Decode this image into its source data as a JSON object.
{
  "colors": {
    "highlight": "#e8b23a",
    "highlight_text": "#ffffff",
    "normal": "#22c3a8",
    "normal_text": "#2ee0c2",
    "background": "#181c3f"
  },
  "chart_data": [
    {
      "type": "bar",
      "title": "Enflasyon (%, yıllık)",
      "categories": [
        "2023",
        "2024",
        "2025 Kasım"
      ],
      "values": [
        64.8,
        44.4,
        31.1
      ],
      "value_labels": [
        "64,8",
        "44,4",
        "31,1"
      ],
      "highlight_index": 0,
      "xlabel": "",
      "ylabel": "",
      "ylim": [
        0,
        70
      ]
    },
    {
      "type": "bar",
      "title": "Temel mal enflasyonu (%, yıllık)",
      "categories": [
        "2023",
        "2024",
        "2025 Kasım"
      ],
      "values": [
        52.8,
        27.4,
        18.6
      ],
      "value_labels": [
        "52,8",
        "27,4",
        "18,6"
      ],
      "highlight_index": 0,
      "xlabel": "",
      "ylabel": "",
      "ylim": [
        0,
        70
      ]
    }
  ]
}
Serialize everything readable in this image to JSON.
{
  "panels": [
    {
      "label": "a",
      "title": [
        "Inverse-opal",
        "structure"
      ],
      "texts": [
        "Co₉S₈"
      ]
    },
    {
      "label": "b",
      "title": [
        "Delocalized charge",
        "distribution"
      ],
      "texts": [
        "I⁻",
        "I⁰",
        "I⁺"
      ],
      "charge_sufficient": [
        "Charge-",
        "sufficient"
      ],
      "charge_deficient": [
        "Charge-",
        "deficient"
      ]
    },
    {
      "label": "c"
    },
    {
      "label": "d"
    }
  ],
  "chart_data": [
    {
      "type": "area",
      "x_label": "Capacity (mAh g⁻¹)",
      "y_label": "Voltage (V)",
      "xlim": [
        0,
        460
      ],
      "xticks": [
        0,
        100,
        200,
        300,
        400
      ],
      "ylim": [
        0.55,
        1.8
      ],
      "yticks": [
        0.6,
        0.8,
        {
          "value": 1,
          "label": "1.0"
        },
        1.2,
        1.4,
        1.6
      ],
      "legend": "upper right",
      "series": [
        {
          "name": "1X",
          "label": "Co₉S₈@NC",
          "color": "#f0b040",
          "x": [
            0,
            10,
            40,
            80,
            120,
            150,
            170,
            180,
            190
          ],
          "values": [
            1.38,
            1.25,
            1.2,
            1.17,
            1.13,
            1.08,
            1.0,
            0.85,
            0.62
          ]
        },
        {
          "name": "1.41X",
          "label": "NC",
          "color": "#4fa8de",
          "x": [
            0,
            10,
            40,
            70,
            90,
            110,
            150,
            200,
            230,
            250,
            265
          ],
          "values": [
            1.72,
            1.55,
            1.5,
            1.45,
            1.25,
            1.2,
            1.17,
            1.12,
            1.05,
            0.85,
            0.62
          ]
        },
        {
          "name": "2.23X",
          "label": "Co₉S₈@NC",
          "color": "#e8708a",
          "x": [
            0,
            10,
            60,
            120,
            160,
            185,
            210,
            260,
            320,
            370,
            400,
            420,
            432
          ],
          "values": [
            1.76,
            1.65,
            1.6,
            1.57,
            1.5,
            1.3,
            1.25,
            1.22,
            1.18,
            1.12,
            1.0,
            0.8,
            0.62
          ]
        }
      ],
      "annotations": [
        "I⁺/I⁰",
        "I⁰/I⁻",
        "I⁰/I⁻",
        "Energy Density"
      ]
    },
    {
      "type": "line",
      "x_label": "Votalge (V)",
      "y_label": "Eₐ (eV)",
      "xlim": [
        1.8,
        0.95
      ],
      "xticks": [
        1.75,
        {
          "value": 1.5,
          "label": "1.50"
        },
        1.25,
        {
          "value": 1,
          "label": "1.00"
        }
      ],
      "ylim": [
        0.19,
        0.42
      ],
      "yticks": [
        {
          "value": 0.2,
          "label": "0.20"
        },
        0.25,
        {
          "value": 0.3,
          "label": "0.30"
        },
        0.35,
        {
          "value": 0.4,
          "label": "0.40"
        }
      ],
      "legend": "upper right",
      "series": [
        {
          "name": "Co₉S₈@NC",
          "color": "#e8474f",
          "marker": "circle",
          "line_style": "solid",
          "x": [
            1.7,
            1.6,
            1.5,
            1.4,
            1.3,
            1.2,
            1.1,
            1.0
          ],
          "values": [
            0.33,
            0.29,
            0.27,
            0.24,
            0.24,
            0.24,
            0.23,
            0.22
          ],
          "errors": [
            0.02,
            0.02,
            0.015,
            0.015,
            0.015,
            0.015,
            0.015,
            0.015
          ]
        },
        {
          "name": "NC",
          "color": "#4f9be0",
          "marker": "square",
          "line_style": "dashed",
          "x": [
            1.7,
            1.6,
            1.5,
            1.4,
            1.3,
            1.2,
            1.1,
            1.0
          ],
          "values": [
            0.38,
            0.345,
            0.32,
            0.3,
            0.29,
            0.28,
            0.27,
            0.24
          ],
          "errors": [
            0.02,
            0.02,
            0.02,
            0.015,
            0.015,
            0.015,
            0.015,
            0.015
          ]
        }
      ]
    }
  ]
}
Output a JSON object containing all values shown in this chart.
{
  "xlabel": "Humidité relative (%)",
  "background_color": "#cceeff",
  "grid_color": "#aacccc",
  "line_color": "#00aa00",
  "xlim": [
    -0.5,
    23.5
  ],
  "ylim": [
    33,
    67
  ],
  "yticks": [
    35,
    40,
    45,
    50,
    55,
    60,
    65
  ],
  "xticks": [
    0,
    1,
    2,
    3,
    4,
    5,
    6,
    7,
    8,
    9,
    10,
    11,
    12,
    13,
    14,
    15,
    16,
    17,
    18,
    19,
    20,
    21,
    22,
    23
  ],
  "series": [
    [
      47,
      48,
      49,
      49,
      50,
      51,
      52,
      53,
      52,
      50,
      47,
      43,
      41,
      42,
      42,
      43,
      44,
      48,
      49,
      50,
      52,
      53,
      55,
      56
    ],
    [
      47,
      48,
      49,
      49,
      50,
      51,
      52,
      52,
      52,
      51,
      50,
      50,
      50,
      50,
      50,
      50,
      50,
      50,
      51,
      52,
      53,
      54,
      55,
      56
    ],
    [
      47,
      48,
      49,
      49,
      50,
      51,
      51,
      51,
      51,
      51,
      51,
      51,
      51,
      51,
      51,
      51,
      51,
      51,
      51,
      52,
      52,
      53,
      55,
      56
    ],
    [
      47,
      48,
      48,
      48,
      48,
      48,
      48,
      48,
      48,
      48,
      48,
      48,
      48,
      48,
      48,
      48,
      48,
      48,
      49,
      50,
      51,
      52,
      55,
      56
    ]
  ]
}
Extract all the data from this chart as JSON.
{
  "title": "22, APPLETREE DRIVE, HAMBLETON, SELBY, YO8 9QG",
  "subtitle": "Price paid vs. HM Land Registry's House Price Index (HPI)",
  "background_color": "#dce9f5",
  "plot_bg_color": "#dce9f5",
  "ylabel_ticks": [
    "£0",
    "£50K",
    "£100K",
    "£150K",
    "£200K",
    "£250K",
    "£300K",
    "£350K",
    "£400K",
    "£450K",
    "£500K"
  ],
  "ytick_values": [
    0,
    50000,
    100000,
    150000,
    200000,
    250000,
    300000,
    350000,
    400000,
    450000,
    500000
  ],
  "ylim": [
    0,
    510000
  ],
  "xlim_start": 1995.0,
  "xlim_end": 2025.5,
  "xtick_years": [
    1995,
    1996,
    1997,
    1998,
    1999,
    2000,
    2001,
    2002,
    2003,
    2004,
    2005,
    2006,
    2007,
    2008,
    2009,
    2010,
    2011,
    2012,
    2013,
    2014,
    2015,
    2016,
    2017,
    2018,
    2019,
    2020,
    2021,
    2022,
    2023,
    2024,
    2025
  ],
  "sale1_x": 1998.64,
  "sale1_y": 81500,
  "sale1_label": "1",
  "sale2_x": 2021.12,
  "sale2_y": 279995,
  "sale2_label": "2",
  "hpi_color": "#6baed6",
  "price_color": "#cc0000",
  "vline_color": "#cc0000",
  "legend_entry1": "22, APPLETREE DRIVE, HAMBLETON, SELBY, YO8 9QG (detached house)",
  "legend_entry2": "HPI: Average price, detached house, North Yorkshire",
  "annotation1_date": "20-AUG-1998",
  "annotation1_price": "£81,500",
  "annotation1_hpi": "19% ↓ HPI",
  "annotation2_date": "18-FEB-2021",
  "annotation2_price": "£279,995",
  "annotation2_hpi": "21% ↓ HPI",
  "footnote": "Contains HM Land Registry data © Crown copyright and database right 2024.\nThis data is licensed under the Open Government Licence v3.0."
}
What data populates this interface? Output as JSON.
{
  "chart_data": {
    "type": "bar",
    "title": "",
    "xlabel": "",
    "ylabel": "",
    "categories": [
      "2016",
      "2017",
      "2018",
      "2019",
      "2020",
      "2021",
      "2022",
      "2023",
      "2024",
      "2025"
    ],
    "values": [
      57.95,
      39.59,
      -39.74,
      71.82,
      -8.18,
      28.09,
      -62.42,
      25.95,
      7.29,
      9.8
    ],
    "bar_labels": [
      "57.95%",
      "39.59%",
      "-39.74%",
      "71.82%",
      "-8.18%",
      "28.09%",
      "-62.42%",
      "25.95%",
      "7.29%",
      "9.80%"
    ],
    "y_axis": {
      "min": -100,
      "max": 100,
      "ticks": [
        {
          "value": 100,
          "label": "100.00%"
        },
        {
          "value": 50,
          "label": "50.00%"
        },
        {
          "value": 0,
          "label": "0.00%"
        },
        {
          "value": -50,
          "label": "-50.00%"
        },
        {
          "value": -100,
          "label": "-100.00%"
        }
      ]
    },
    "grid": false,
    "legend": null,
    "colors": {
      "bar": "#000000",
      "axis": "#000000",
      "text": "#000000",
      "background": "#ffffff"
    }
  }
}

+ + + + +

:: Exercise instructions ::
Which lines hold the string "name"? Copy all of them from the data above.

:: Result of this task ::
          "name": "1X",
          "name": "1.41X",
          "name": "2.23X",
          "name": "Co₉S₈@NC",
          "name": "NC",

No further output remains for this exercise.